▽
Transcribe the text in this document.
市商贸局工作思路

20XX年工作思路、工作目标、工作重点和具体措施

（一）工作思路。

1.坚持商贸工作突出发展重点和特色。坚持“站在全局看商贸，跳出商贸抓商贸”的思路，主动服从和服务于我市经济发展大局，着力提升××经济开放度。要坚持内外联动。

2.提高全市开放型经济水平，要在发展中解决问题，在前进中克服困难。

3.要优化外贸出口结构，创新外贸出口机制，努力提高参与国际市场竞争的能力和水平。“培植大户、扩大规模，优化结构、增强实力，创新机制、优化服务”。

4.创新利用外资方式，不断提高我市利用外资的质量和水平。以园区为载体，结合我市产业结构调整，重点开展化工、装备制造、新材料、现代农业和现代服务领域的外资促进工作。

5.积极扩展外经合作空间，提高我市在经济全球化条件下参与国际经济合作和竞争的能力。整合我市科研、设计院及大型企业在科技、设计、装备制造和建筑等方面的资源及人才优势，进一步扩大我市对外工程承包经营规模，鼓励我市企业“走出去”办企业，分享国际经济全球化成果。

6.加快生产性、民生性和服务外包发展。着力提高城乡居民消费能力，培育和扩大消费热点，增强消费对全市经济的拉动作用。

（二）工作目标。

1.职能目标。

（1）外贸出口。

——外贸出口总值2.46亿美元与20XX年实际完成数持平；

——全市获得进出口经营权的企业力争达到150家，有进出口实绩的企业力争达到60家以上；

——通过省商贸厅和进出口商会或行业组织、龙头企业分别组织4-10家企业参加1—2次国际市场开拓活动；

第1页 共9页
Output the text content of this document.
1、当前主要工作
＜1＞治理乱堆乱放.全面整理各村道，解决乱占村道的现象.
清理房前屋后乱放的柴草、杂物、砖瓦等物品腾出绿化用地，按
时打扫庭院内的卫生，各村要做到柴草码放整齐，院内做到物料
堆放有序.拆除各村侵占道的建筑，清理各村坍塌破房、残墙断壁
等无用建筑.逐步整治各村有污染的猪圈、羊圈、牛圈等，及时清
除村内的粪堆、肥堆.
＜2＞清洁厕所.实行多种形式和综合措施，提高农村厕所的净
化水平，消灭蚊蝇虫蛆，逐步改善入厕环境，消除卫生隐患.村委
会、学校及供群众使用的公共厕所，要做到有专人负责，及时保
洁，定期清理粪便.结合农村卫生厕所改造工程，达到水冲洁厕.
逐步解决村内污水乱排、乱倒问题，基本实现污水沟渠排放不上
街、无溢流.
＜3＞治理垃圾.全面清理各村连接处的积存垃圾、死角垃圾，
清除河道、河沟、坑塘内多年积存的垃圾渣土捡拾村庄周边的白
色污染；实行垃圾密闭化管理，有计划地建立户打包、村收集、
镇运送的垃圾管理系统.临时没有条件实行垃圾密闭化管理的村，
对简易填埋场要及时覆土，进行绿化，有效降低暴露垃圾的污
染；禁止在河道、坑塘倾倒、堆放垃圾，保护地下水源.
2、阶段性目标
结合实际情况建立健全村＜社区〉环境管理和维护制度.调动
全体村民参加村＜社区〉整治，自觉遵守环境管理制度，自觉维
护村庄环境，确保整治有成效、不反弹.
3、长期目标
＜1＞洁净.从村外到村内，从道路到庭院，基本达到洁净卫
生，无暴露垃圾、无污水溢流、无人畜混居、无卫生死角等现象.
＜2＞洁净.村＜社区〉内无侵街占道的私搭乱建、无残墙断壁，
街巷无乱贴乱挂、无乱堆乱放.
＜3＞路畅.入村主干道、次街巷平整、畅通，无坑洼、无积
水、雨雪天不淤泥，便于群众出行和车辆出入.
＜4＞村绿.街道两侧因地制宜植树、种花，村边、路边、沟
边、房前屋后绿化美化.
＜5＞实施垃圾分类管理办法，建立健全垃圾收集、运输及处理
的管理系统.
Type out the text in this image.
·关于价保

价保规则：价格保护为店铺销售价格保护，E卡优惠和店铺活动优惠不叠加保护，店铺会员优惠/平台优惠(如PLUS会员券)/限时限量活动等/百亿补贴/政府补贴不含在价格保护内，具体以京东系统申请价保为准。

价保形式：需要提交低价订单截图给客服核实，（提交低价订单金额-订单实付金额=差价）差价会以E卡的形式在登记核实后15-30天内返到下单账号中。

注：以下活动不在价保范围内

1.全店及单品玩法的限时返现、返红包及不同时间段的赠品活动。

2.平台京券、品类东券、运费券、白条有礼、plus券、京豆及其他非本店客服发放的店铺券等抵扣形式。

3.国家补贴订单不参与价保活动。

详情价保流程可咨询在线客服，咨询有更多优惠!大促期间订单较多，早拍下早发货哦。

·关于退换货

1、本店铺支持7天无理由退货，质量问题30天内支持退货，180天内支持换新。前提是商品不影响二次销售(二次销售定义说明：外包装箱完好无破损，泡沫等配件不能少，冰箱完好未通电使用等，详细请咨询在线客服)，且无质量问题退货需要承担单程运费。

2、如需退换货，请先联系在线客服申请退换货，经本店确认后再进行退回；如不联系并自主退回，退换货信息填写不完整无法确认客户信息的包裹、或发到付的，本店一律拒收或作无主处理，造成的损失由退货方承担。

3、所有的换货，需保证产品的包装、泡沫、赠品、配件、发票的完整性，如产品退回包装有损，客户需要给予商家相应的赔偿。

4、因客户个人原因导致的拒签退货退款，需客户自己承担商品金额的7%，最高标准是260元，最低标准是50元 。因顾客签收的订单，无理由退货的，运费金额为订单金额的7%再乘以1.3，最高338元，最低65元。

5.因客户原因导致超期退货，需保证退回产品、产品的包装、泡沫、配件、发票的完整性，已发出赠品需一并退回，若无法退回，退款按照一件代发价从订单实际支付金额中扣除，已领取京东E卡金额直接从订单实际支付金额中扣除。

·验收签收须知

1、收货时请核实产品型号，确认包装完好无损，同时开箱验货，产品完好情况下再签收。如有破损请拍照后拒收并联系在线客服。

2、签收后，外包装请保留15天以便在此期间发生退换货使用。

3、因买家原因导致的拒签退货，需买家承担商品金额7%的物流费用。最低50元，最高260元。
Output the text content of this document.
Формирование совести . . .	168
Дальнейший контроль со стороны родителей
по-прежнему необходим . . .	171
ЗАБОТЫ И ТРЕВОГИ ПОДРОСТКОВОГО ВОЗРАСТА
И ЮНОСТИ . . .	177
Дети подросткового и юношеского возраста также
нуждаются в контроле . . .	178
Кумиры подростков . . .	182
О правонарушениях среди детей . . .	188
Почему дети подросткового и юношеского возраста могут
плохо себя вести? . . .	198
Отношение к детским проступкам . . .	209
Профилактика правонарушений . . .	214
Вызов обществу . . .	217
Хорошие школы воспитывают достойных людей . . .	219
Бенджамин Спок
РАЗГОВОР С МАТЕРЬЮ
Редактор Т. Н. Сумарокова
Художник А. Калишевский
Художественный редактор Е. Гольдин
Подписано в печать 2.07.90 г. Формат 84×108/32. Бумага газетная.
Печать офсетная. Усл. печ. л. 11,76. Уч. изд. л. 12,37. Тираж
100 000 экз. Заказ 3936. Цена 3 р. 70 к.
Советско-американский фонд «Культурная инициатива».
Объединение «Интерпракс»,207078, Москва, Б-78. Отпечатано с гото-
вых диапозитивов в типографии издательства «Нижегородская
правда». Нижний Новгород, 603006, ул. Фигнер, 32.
△
- GIVEN TASK
Tally the lines in the entries above that hold the word "text". Reply with nothing but that count.

- REPLY TO THE TASK
4